*Data items*
· · · · ·
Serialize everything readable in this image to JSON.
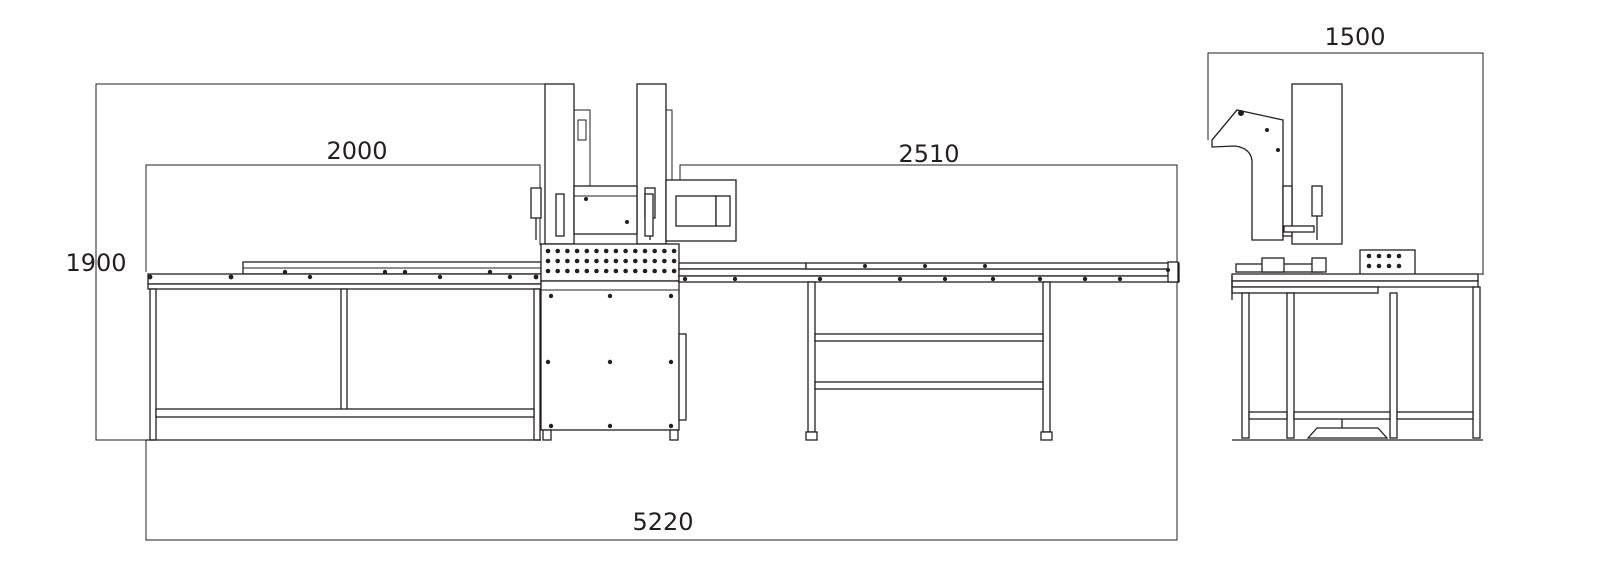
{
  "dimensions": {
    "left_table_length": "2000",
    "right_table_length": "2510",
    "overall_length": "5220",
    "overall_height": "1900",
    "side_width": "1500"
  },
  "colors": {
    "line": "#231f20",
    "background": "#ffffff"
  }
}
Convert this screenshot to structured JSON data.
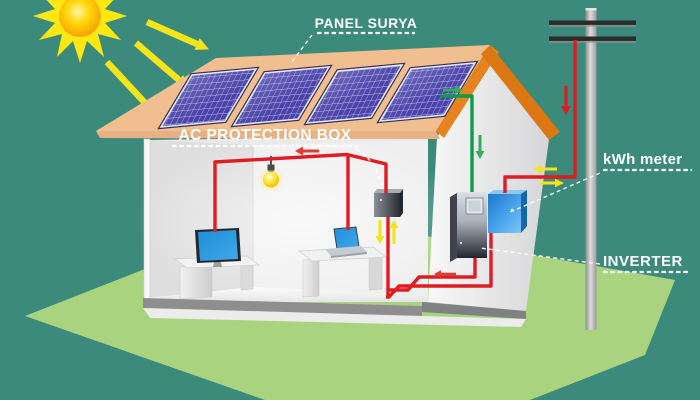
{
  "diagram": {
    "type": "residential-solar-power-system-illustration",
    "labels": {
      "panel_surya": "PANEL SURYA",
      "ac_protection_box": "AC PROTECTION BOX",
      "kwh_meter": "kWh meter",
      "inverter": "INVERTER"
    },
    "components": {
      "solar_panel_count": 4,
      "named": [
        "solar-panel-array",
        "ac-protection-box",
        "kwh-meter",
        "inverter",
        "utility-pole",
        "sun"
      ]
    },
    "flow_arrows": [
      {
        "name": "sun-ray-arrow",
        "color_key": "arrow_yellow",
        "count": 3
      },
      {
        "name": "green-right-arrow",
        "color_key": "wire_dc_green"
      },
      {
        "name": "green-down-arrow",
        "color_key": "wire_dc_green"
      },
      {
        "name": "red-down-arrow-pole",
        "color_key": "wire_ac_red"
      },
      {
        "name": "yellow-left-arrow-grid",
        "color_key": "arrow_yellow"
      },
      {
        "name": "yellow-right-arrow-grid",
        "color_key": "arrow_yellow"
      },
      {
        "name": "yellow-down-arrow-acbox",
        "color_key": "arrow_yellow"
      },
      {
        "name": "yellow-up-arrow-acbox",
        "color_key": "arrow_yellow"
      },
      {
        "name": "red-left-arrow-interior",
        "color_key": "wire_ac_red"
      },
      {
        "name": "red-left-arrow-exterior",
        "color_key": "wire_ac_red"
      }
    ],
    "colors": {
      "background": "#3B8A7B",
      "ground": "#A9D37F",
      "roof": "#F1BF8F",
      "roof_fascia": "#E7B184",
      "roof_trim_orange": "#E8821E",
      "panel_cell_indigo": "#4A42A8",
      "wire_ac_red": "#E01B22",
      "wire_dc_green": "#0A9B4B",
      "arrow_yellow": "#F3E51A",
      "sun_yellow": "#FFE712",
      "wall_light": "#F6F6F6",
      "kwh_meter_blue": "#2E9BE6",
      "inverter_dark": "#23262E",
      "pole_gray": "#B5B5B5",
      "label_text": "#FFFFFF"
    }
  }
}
· · · · ·
*What this task involves*
Reproduce the full listing above verbatim, with no pictures included.

*Response*
Serialize everything readable in this image to JSON.
{
  "dimensions": {
    "left_table_length": "2000",
    "right_table_length": "2510",
    "overall_length": "5220",
    "overall_height": "1900",
    "side_width": "1500"
  },
  "colors": {
    "line": "#231f20",
    "background": "#ffffff"
  }
}
Convert this screenshot to structured JSON data.
{
  "diagram": {
    "type": "residential-solar-power-system-illustration",
    "labels": {
      "panel_surya": "PANEL SURYA",
      "ac_protection_box": "AC PROTECTION BOX",
      "kwh_meter": "kWh meter",
      "inverter": "INVERTER"
    },
    "components": {
      "solar_panel_count": 4,
      "named": [
        "solar-panel-array",
        "ac-protection-box",
        "kwh-meter",
        "inverter",
        "utility-pole",
        "sun"
      ]
    },
    "flow_arrows": [
      {
        "name": "sun-ray-arrow",
        "color_key": "arrow_yellow",
        "count": 3
      },
      {
        "name": "green-right-arrow",
        "color_key": "wire_dc_green"
      },
      {
        "name": "green-down-arrow",
        "color_key": "wire_dc_green"
      },
      {
        "name": "red-down-arrow-pole",
        "color_key": "wire_ac_red"
      },
      {
        "name": "yellow-left-arrow-grid",
        "color_key": "arrow_yellow"
      },
      {
        "name": "yellow-right-arrow-grid",
        "color_key": "arrow_yellow"
      },
      {
        "name": "yellow-down-arrow-acbox",
        "color_key": "arrow_yellow"
      },
      {
        "name": "yellow-up-arrow-acbox",
        "color_key": "arrow_yellow"
      },
      {
        "name": "red-left-arrow-interior",
        "color_key": "wire_ac_red"
      },
      {
        "name": "red-left-arrow-exterior",
        "color_key": "wire_ac_red"
      }
    ],
    "colors": {
      "background": "#3B8A7B",
      "ground": "#A9D37F",
      "roof": "#F1BF8F",
      "roof_fascia": "#E7B184",
      "roof_trim_orange": "#E8821E",
      "panel_cell_indigo": "#4A42A8",
      "wire_ac_red": "#E01B22",
      "wire_dc_green": "#0A9B4B",
      "arrow_yellow": "#F3E51A",
      "sun_yellow": "#FFE712",
      "wall_light": "#F6F6F6",
      "kwh_meter_blue": "#2E9BE6",
      "inverter_dark": "#23262E",
      "pole_gray": "#B5B5B5",
      "label_text": "#FFFFFF"
    }
  }
}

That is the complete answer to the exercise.